**Task objective:** Transcribe all of the data exactly. Omit the pictures.

─── Information supplied

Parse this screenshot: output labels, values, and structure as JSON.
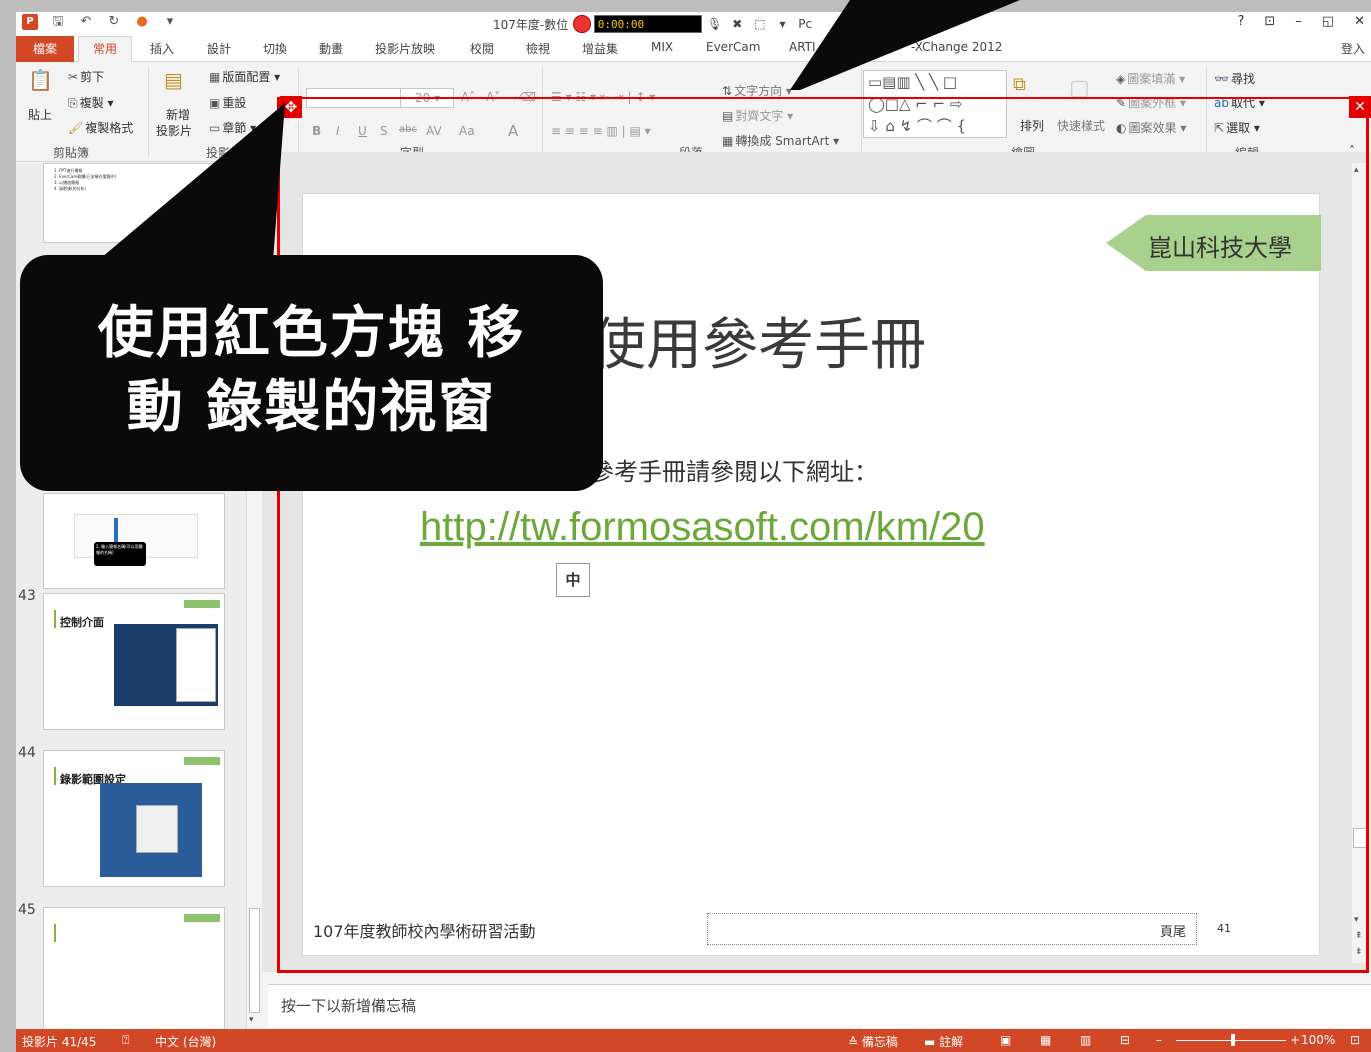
{
  "titlebar": {
    "doc_title": "107年度-數位",
    "rec_time": "0:00:00",
    "rec_extra": "Pc",
    "help": "?",
    "ribbon_display": "⊡",
    "minimize": "–",
    "restore": "◱",
    "close": "✕"
  },
  "tabs": [
    "檔案",
    "常用",
    "插入",
    "設計",
    "切換",
    "動畫",
    "投影片放映",
    "校閱",
    "檢視",
    "增益集",
    "MIX",
    "EverCam",
    "ARTI",
    "-XChange 2012"
  ],
  "login": "登入",
  "ribbon": {
    "clipboard": {
      "paste": "貼上",
      "cut": "剪下",
      "copy": "複製",
      "format_painter": "複製格式",
      "label": "剪貼簿"
    },
    "slides": {
      "new_slide_line1": "新增",
      "new_slide_line2": "投影片",
      "layout": "版面配置",
      "reset": "重設",
      "section": "章節",
      "label": "投影片"
    },
    "font": {
      "size": "20",
      "label": "字型",
      "bold": "B",
      "italic": "I",
      "underline": "U",
      "shadow": "S",
      "strike": "abc",
      "spacing": "AV",
      "case": "Aa",
      "color": "A"
    },
    "paragraph": {
      "text_direction": "文字方向",
      "align_text": "對齊文字",
      "smartart": "轉換成 SmartArt",
      "label": "段落"
    },
    "drawing": {
      "arrange": "排列",
      "quick_styles": "快速樣式",
      "fill": "圖案填滿",
      "outline": "圖案外框",
      "effects": "圖案效果",
      "label": "繪圖"
    },
    "editing": {
      "find": "尋找",
      "replace": "取代",
      "select": "選取",
      "label": "編輯"
    }
  },
  "thumbnails": [
    {
      "num": "43",
      "title": "控制介面"
    },
    {
      "num": "44",
      "title": "錄影範圍設定"
    },
    {
      "num": "45",
      "title": ""
    }
  ],
  "thumb_top_text": [
    "1. PPT進行播報",
    "2. EverCam軟體(已安裝在電腦中)",
    "3. 以播放簡報",
    "4. 錄影後(的分析)"
  ],
  "thumb_callout": "2. 輸入簡報名稱(可以用簡報的名稱)",
  "slide": {
    "tag": "崑山科技大學",
    "title": "使用參考手冊",
    "body": "參考手冊請參閱以下網址：",
    "link": "http://tw.formosasoft.com/km/20",
    "ime": "中",
    "footer_left": "107年度教師校內學術研習活動",
    "footer_center": "頁尾",
    "footer_num": "41"
  },
  "notes_placeholder": "按一下以新增備忘稿",
  "status": {
    "slide_count": "投影片 41/45",
    "language": "中文 (台灣)",
    "notes": "備忘稿",
    "comments": "註解",
    "zoom": "100%"
  },
  "callout": {
    "line1": "使用紅色方塊 移",
    "line2": "動 錄製的視窗"
  },
  "colors": {
    "accent": "#d24726",
    "record_frame": "#e30000",
    "link": "#6aa83a",
    "tag": "#a9d18e"
  }
}
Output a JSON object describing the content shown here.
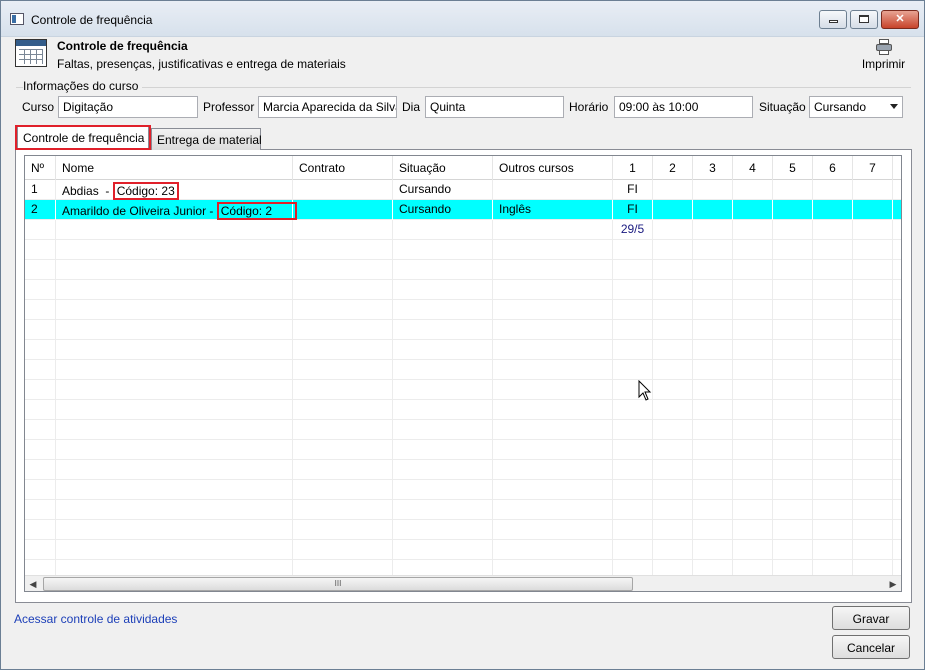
{
  "window": {
    "title": "Controle de frequência",
    "controls": {
      "minimize": "",
      "maximize": "",
      "close": "✕"
    }
  },
  "header": {
    "title": "Controle de frequência",
    "subtitle": "Faltas, presenças, justificativas e entrega de materiais",
    "print_label": "Imprimir"
  },
  "course_info": {
    "section_title": "Informações do curso",
    "curso_label": "Curso",
    "curso_value": "Digitação",
    "professor_label": "Professor",
    "professor_value": "Marcia Aparecida da Silva",
    "dia_label": "Dia",
    "dia_value": "Quinta",
    "horario_label": "Horário",
    "horario_value": "09:00 às 10:00",
    "situacao_label": "Situação",
    "situacao_value": "Cursando"
  },
  "tabs": [
    {
      "label": "Controle de frequência",
      "active": true
    },
    {
      "label": "Entrega de material",
      "active": false
    }
  ],
  "grid": {
    "columns": [
      "Nº",
      "Nome",
      "Contrato",
      "Situação",
      "Outros cursos",
      "1",
      "2",
      "3",
      "4",
      "5",
      "6",
      "7"
    ],
    "rows": [
      {
        "num": "1",
        "name": "Abdias  - ",
        "code": "Código: 23",
        "contrato": "",
        "situacao": "Cursando",
        "outros": "",
        "d1": "FI",
        "selected": false
      },
      {
        "num": "2",
        "name": "Amarildo de Oliveira Junior - ",
        "code": "Código: 2",
        "contrato": "",
        "situacao": "Cursando",
        "outros": "Inglês",
        "d1": "FI",
        "selected": true
      }
    ],
    "date_row": {
      "d1": "29/5"
    },
    "scrollbar_grip": "III"
  },
  "footer": {
    "link_text": "Acessar controle de atividades",
    "save_label": "Gravar",
    "cancel_label": "Cancelar"
  },
  "colors": {
    "selected_row": "#00ffff",
    "highlight_border": "#e0202a",
    "link": "#1c3fb8"
  }
}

──────

**Full solution:**
Parse this screenshot: output labels, values, and structure as JSON.
{
  "titlebar": {
    "doc_title": "107年度-數位",
    "rec_time": "0:00:00",
    "rec_extra": "Pc",
    "help": "?",
    "ribbon_display": "⊡",
    "minimize": "–",
    "restore": "◱",
    "close": "✕"
  },
  "tabs": [
    "檔案",
    "常用",
    "插入",
    "設計",
    "切換",
    "動畫",
    "投影片放映",
    "校閱",
    "檢視",
    "增益集",
    "MIX",
    "EverCam",
    "ARTI",
    "-XChange 2012"
  ],
  "login": "登入",
  "ribbon": {
    "clipboard": {
      "paste": "貼上",
      "cut": "剪下",
      "copy": "複製",
      "format_painter": "複製格式",
      "label": "剪貼簿"
    },
    "slides": {
      "new_slide_line1": "新增",
      "new_slide_line2": "投影片",
      "layout": "版面配置",
      "reset": "重設",
      "section": "章節",
      "label": "投影片"
    },
    "font": {
      "size": "20",
      "label": "字型",
      "bold": "B",
      "italic": "I",
      "underline": "U",
      "shadow": "S",
      "strike": "abc",
      "spacing": "AV",
      "case": "Aa",
      "color": "A"
    },
    "paragraph": {
      "text_direction": "文字方向",
      "align_text": "對齊文字",
      "smartart": "轉換成 SmartArt",
      "label": "段落"
    },
    "drawing": {
      "arrange": "排列",
      "quick_styles": "快速樣式",
      "fill": "圖案填滿",
      "outline": "圖案外框",
      "effects": "圖案效果",
      "label": "繪圖"
    },
    "editing": {
      "find": "尋找",
      "replace": "取代",
      "select": "選取",
      "label": "編輯"
    }
  },
  "thumbnails": [
    {
      "num": "43",
      "title": "控制介面"
    },
    {
      "num": "44",
      "title": "錄影範圍設定"
    },
    {
      "num": "45",
      "title": ""
    }
  ],
  "thumb_top_text": [
    "1. PPT進行播報",
    "2. EverCam軟體(已安裝在電腦中)",
    "3. 以播放簡報",
    "4. 錄影後(的分析)"
  ],
  "thumb_callout": "2. 輸入簡報名稱(可以用簡報的名稱)",
  "slide": {
    "tag": "崑山科技大學",
    "title": "使用參考手冊",
    "body": "參考手冊請參閱以下網址：",
    "link": "http://tw.formosasoft.com/km/20",
    "ime": "中",
    "footer_left": "107年度教師校內學術研習活動",
    "footer_center": "頁尾",
    "footer_num": "41"
  },
  "notes_placeholder": "按一下以新增備忘稿",
  "status": {
    "slide_count": "投影片 41/45",
    "language": "中文 (台灣)",
    "notes": "備忘稿",
    "comments": "註解",
    "zoom": "100%"
  },
  "callout": {
    "line1": "使用紅色方塊 移",
    "line2": "動 錄製的視窗"
  },
  "colors": {
    "accent": "#d24726",
    "record_frame": "#e30000",
    "link": "#6aa83a",
    "tag": "#a9d18e"
  }
}
Output a JSON object describing the content shown here.
{
  "window": {
    "title": "Controle de frequência",
    "controls": {
      "minimize": "",
      "maximize": "",
      "close": "✕"
    }
  },
  "header": {
    "title": "Controle de frequência",
    "subtitle": "Faltas, presenças, justificativas e entrega de materiais",
    "print_label": "Imprimir"
  },
  "course_info": {
    "section_title": "Informações do curso",
    "curso_label": "Curso",
    "curso_value": "Digitação",
    "professor_label": "Professor",
    "professor_value": "Marcia Aparecida da Silva",
    "dia_label": "Dia",
    "dia_value": "Quinta",
    "horario_label": "Horário",
    "horario_value": "09:00 às 10:00",
    "situacao_label": "Situação",
    "situacao_value": "Cursando"
  },
  "tabs": [
    {
      "label": "Controle de frequência",
      "active": true
    },
    {
      "label": "Entrega de material",
      "active": false
    }
  ],
  "grid": {
    "columns": [
      "Nº",
      "Nome",
      "Contrato",
      "Situação",
      "Outros cursos",
      "1",
      "2",
      "3",
      "4",
      "5",
      "6",
      "7"
    ],
    "rows": [
      {
        "num": "1",
        "name": "Abdias  - ",
        "code": "Código: 23",
        "contrato": "",
        "situacao": "Cursando",
        "outros": "",
        "d1": "FI",
        "selected": false
      },
      {
        "num": "2",
        "name": "Amarildo de Oliveira Junior - ",
        "code": "Código: 2",
        "contrato": "",
        "situacao": "Cursando",
        "outros": "Inglês",
        "d1": "FI",
        "selected": true
      }
    ],
    "date_row": {
      "d1": "29/5"
    },
    "scrollbar_grip": "III"
  },
  "footer": {
    "link_text": "Acessar controle de atividades",
    "save_label": "Gravar",
    "cancel_label": "Cancelar"
  },
  "colors": {
    "selected_row": "#00ffff",
    "highlight_border": "#e0202a",
    "link": "#1c3fb8"
  }
}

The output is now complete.